▶ **To do**
Return every line of the material exactly.

● ● ● ● ●

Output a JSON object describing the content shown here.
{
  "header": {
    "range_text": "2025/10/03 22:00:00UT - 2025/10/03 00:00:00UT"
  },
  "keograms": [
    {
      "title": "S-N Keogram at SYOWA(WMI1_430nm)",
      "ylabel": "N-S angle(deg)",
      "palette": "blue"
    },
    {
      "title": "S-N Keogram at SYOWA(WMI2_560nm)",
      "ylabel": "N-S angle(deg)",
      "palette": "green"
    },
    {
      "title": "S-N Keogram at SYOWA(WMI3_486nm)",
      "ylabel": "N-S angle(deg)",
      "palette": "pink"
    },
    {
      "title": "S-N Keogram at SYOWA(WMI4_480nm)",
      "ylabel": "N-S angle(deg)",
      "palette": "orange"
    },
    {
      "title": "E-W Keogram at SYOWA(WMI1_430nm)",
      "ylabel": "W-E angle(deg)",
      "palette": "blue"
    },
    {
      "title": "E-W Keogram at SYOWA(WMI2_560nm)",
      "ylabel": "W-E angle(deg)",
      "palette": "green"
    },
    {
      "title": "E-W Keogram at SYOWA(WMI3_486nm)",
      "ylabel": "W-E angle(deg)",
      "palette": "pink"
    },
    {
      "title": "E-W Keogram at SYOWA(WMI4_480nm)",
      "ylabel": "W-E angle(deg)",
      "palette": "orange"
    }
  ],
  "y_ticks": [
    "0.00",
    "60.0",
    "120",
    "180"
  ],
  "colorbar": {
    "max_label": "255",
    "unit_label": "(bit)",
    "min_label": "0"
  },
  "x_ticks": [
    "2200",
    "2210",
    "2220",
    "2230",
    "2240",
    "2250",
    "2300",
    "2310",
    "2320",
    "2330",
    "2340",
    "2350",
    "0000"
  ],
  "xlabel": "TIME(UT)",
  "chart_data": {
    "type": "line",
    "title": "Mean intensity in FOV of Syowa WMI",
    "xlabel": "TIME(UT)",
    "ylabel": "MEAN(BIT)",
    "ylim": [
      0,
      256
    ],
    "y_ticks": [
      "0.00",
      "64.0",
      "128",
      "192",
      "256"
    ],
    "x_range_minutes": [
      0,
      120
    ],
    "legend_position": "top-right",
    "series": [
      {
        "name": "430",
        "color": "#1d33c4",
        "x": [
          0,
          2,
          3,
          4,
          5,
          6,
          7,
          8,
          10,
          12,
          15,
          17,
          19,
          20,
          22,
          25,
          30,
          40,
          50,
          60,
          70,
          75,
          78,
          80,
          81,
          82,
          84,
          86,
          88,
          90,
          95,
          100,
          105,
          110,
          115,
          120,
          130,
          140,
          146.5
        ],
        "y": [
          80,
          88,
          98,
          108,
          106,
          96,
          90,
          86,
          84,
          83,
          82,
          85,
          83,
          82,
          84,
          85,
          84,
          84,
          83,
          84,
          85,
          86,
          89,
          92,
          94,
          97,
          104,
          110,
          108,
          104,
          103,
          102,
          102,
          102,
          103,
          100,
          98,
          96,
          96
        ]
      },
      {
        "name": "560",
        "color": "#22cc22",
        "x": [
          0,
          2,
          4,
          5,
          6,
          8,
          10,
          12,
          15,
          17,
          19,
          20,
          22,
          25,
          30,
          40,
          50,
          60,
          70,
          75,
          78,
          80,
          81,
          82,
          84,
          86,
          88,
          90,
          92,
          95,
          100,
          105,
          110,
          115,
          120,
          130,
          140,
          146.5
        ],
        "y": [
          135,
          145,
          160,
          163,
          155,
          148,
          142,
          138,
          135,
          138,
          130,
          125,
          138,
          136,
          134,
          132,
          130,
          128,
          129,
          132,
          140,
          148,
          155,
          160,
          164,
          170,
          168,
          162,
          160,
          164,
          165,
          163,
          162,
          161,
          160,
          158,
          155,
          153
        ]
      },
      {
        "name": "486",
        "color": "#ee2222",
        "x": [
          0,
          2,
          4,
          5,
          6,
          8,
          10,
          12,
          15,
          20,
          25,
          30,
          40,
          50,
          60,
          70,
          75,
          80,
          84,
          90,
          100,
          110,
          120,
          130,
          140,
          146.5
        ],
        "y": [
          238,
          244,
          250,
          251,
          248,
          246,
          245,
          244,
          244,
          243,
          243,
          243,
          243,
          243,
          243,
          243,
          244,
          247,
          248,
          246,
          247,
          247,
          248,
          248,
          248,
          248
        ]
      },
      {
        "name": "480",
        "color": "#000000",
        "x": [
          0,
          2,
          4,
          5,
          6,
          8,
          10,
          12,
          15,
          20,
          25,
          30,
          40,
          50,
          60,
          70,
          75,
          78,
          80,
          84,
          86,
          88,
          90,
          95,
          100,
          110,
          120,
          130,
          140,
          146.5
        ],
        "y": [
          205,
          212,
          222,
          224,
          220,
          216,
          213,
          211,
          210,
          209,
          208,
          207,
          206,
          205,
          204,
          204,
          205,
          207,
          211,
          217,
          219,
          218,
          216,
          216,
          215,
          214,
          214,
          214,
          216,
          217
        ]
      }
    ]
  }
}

● ● ● ● ●

▶ **Solution to this task**
Output a JSON object describing the content shown here.
{
  "header": {
    "range_text": "2025/10/03 22:00:00UT - 2025/10/03 00:00:00UT"
  },
  "keograms": [
    {
      "title": "S-N Keogram at SYOWA(WMI1_430nm)",
      "ylabel": "N-S angle(deg)",
      "palette": "blue"
    },
    {
      "title": "S-N Keogram at SYOWA(WMI2_560nm)",
      "ylabel": "N-S angle(deg)",
      "palette": "green"
    },
    {
      "title": "S-N Keogram at SYOWA(WMI3_486nm)",
      "ylabel": "N-S angle(deg)",
      "palette": "pink"
    },
    {
      "title": "S-N Keogram at SYOWA(WMI4_480nm)",
      "ylabel": "N-S angle(deg)",
      "palette": "orange"
    },
    {
      "title": "E-W Keogram at SYOWA(WMI1_430nm)",
      "ylabel": "W-E angle(deg)",
      "palette": "blue"
    },
    {
      "title": "E-W Keogram at SYOWA(WMI2_560nm)",
      "ylabel": "W-E angle(deg)",
      "palette": "green"
    },
    {
      "title": "E-W Keogram at SYOWA(WMI3_486nm)",
      "ylabel": "W-E angle(deg)",
      "palette": "pink"
    },
    {
      "title": "E-W Keogram at SYOWA(WMI4_480nm)",
      "ylabel": "W-E angle(deg)",
      "palette": "orange"
    }
  ],
  "y_ticks": [
    "0.00",
    "60.0",
    "120",
    "180"
  ],
  "colorbar": {
    "max_label": "255",
    "unit_label": "(bit)",
    "min_label": "0"
  },
  "x_ticks": [
    "2200",
    "2210",
    "2220",
    "2230",
    "2240",
    "2250",
    "2300",
    "2310",
    "2320",
    "2330",
    "2340",
    "2350",
    "0000"
  ],
  "xlabel": "TIME(UT)",
  "chart_data": {
    "type": "line",
    "title": "Mean intensity in FOV of Syowa WMI",
    "xlabel": "TIME(UT)",
    "ylabel": "MEAN(BIT)",
    "ylim": [
      0,
      256
    ],
    "y_ticks": [
      "0.00",
      "64.0",
      "128",
      "192",
      "256"
    ],
    "x_range_minutes": [
      0,
      120
    ],
    "legend_position": "top-right",
    "series": [
      {
        "name": "430",
        "color": "#1d33c4",
        "x": [
          0,
          2,
          3,
          4,
          5,
          6,
          7,
          8,
          10,
          12,
          15,
          17,
          19,
          20,
          22,
          25,
          30,
          40,
          50,
          60,
          70,
          75,
          78,
          80,
          81,
          82,
          84,
          86,
          88,
          90,
          95,
          100,
          105,
          110,
          115,
          120,
          130,
          140,
          146.5
        ],
        "y": [
          80,
          88,
          98,
          108,
          106,
          96,
          90,
          86,
          84,
          83,
          82,
          85,
          83,
          82,
          84,
          85,
          84,
          84,
          83,
          84,
          85,
          86,
          89,
          92,
          94,
          97,
          104,
          110,
          108,
          104,
          103,
          102,
          102,
          102,
          103,
          100,
          98,
          96,
          96
        ]
      },
      {
        "name": "560",
        "color": "#22cc22",
        "x": [
          0,
          2,
          4,
          5,
          6,
          8,
          10,
          12,
          15,
          17,
          19,
          20,
          22,
          25,
          30,
          40,
          50,
          60,
          70,
          75,
          78,
          80,
          81,
          82,
          84,
          86,
          88,
          90,
          92,
          95,
          100,
          105,
          110,
          115,
          120,
          130,
          140,
          146.5
        ],
        "y": [
          135,
          145,
          160,
          163,
          155,
          148,
          142,
          138,
          135,
          138,
          130,
          125,
          138,
          136,
          134,
          132,
          130,
          128,
          129,
          132,
          140,
          148,
          155,
          160,
          164,
          170,
          168,
          162,
          160,
          164,
          165,
          163,
          162,
          161,
          160,
          158,
          155,
          153
        ]
      },
      {
        "name": "486",
        "color": "#ee2222",
        "x": [
          0,
          2,
          4,
          5,
          6,
          8,
          10,
          12,
          15,
          20,
          25,
          30,
          40,
          50,
          60,
          70,
          75,
          80,
          84,
          90,
          100,
          110,
          120,
          130,
          140,
          146.5
        ],
        "y": [
          238,
          244,
          250,
          251,
          248,
          246,
          245,
          244,
          244,
          243,
          243,
          243,
          243,
          243,
          243,
          243,
          244,
          247,
          248,
          246,
          247,
          247,
          248,
          248,
          248,
          248
        ]
      },
      {
        "name": "480",
        "color": "#000000",
        "x": [
          0,
          2,
          4,
          5,
          6,
          8,
          10,
          12,
          15,
          20,
          25,
          30,
          40,
          50,
          60,
          70,
          75,
          78,
          80,
          84,
          86,
          88,
          90,
          95,
          100,
          110,
          120,
          130,
          140,
          146.5
        ],
        "y": [
          205,
          212,
          222,
          224,
          220,
          216,
          213,
          211,
          210,
          209,
          208,
          207,
          206,
          205,
          204,
          204,
          205,
          207,
          211,
          217,
          219,
          218,
          216,
          216,
          215,
          214,
          214,
          214,
          216,
          217
        ]
      }
    ]
  }
}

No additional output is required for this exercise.